--- BEGIN RECORD SET ---
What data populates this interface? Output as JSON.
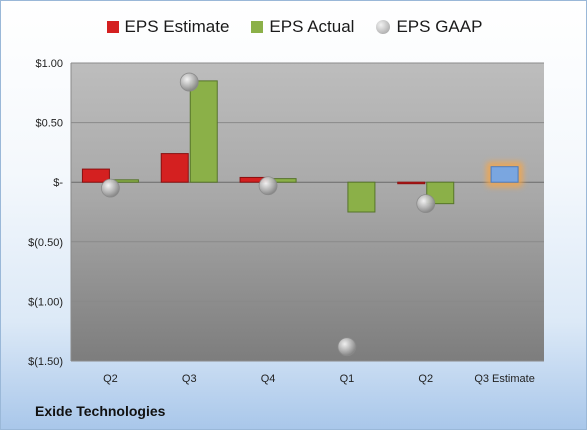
{
  "company": "Exide Technologies",
  "chart_data": {
    "type": "bar",
    "categories": [
      "Q2",
      "Q3",
      "Q4",
      "Q1",
      "Q2",
      "Q3 Estimate"
    ],
    "y_tick_labels": [
      "$1.00",
      "$0.50",
      "$-",
      "$(0.50)",
      "$(1.00)",
      "$(1.50)"
    ],
    "ylim": [
      -1.5,
      1.0
    ],
    "grid": true,
    "legend_position": "top",
    "series": [
      {
        "name": "EPS Estimate",
        "type": "bar",
        "color": "#d42020",
        "values": [
          0.11,
          0.24,
          0.04,
          null,
          -0.01,
          0.13
        ]
      },
      {
        "name": "EPS Actual",
        "type": "bar",
        "color": "#8bb048",
        "values": [
          0.02,
          0.85,
          0.03,
          -0.25,
          -0.18,
          null
        ]
      },
      {
        "name": "EPS GAAP",
        "type": "marker",
        "color": "#a8a8a8",
        "values": [
          -0.05,
          0.84,
          -0.03,
          -1.38,
          -0.18,
          null
        ]
      }
    ],
    "estimate_highlight": {
      "category": "Q3 Estimate",
      "color": "#7aa6e0",
      "glow": "#f5a64a"
    }
  }
}
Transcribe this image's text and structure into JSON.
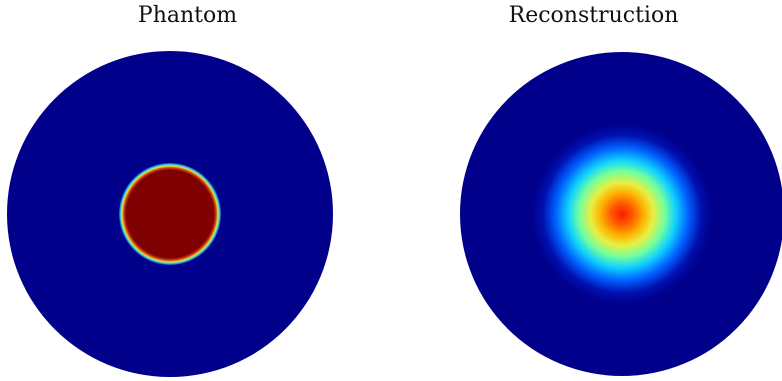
{
  "panels": [
    {
      "title": "Phantom"
    },
    {
      "title": "Reconstruction"
    }
  ],
  "colors": {
    "background_disk": "#00008b",
    "inclusion": "#7f0000",
    "inclusion_edge_cyan": "#33ccdd",
    "inclusion_edge_yellow": "#e5e536",
    "recon_peak": "#ff2200"
  }
}
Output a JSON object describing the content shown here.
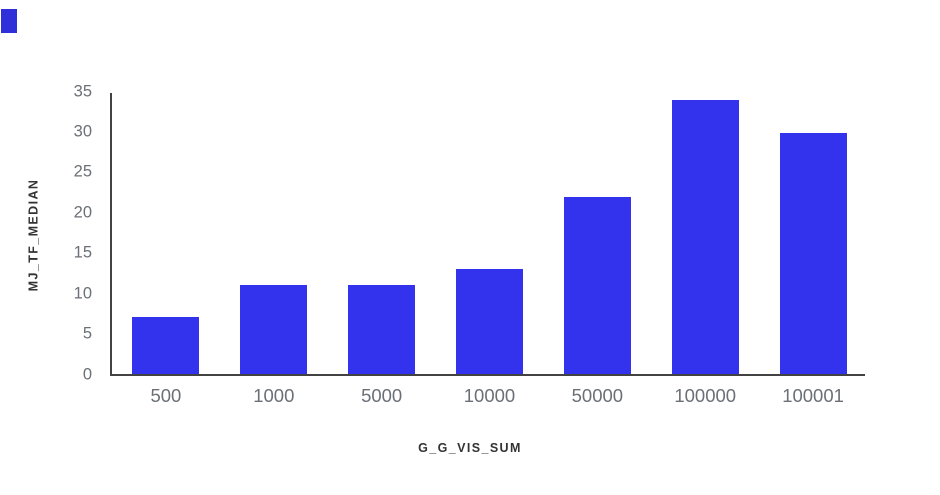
{
  "chart_data": {
    "type": "bar",
    "categories": [
      "500",
      "1000",
      "5000",
      "10000",
      "50000",
      "100000",
      "100001"
    ],
    "values": [
      7.0,
      11.0,
      11.0,
      13.0,
      21.9,
      33.9,
      29.8
    ],
    "xlabel": "G_G_VIS_SUM",
    "ylabel": "MJ_TF_MEDIAN",
    "ylim": [
      0,
      35
    ],
    "yticks": [
      0,
      5,
      10,
      15,
      20,
      25,
      30,
      35
    ],
    "grid": false,
    "legend_position": "none",
    "bar_color": "#3333EE",
    "axis_line_color": "#424242",
    "tick_label_color": "#6B7077",
    "axis_title_color": "#333333"
  },
  "decorations": {
    "corner_fragment_color": "#3030DB"
  }
}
--- END RECORD SET ---
- CHALLENGE -
Identify and extract each line of the listing that contains "JSON".

- FULL ANSWER -
What data populates this interface? Output as JSON.
Transcribe this image's text and structure into JSON.
Output a JSON object describing the content shown here.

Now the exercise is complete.